## Begin Exercise material
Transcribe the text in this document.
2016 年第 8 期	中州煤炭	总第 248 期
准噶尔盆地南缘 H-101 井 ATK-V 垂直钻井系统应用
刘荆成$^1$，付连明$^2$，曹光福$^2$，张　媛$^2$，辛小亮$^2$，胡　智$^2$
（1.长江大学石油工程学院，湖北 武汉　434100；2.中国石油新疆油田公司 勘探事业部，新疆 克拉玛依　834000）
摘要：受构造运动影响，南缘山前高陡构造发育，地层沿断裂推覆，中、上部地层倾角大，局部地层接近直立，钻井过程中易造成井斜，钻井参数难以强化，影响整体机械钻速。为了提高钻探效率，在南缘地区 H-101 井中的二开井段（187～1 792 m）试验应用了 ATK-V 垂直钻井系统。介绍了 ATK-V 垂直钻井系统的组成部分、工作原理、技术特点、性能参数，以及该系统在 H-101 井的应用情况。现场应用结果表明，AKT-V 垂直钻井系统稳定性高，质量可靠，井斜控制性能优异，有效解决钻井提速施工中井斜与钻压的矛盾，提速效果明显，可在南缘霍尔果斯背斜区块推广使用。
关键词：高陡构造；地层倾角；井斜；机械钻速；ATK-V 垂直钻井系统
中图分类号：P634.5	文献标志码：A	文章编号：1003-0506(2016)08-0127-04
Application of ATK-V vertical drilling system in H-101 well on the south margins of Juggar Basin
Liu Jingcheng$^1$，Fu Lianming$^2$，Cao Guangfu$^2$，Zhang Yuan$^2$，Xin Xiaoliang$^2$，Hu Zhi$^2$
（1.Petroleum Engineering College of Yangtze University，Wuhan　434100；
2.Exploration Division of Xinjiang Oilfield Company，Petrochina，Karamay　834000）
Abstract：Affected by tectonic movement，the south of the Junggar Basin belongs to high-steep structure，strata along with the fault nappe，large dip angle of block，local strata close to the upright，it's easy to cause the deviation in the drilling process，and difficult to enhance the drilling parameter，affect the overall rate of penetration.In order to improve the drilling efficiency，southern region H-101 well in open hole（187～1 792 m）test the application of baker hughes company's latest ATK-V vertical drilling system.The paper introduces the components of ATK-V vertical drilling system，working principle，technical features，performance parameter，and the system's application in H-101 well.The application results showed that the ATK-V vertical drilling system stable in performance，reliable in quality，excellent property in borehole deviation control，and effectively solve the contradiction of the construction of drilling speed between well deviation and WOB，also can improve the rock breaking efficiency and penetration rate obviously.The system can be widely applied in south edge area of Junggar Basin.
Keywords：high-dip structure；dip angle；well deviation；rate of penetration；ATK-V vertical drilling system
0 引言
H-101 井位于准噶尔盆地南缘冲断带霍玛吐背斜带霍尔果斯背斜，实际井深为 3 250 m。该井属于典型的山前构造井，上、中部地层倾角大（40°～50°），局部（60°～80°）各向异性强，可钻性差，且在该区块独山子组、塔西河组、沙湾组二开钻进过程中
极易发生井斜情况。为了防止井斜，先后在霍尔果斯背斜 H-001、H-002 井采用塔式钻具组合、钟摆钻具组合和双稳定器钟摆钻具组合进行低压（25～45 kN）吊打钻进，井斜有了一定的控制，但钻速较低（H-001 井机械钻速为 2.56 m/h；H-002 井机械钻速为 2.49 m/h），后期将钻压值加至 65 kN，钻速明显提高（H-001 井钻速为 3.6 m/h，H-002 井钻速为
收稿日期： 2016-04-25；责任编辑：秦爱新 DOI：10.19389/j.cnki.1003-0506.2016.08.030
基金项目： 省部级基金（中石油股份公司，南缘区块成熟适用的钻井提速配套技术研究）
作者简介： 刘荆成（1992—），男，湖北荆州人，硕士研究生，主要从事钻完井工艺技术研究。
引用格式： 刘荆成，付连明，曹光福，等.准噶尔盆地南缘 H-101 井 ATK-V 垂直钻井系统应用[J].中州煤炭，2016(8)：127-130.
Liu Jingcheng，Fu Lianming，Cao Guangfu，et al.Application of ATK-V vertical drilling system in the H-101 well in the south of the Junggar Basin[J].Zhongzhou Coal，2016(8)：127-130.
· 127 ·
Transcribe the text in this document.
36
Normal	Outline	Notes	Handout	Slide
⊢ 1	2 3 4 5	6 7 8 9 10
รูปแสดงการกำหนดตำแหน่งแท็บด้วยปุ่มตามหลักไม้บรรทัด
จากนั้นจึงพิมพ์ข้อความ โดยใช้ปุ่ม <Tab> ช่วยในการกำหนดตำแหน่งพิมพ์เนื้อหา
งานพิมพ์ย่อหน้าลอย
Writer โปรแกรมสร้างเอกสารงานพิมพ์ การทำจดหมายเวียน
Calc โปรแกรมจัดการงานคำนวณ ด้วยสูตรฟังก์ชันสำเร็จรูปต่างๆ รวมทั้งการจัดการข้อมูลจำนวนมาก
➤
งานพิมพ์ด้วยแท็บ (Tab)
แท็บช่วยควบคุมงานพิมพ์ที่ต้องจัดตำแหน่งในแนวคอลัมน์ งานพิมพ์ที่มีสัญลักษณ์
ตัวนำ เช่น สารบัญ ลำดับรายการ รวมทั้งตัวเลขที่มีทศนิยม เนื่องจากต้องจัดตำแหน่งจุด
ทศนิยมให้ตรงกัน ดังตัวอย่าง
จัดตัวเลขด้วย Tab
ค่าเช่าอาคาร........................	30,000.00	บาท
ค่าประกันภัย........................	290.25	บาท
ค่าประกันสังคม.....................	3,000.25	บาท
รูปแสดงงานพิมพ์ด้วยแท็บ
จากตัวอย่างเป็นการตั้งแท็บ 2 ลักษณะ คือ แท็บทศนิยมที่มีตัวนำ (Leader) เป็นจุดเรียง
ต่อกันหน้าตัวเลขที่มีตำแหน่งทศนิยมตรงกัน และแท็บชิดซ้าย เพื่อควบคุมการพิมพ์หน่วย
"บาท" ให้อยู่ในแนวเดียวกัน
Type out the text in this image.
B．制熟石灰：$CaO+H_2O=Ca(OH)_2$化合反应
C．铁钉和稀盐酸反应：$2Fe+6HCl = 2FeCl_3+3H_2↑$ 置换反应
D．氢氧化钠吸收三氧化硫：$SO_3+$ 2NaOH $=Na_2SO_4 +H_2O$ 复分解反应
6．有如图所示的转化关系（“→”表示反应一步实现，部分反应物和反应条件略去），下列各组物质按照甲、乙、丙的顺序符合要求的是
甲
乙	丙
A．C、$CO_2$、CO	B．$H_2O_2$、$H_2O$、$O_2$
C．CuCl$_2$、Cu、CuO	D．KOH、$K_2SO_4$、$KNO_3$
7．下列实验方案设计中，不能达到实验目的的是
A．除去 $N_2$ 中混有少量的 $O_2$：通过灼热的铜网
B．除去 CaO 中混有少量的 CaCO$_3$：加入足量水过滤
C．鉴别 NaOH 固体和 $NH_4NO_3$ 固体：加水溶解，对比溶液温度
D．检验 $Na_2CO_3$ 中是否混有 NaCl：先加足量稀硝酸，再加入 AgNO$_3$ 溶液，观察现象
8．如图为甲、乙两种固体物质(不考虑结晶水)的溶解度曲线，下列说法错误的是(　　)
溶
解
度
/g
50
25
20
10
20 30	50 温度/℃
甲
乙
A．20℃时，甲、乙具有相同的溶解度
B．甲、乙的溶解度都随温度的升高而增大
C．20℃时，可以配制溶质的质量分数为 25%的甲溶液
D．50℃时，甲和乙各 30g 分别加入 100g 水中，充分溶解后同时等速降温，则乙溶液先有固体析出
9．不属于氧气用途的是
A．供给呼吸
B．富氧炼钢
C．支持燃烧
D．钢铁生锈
## End Exercise material
→ **Directive**
Extract every line from the records above that contains the word "วยแท".

→ **The response**
งานพิมพ์ด้วยแท็บ (Tab)
รูปแสดงงานพิมพ์ด้วยแท็บ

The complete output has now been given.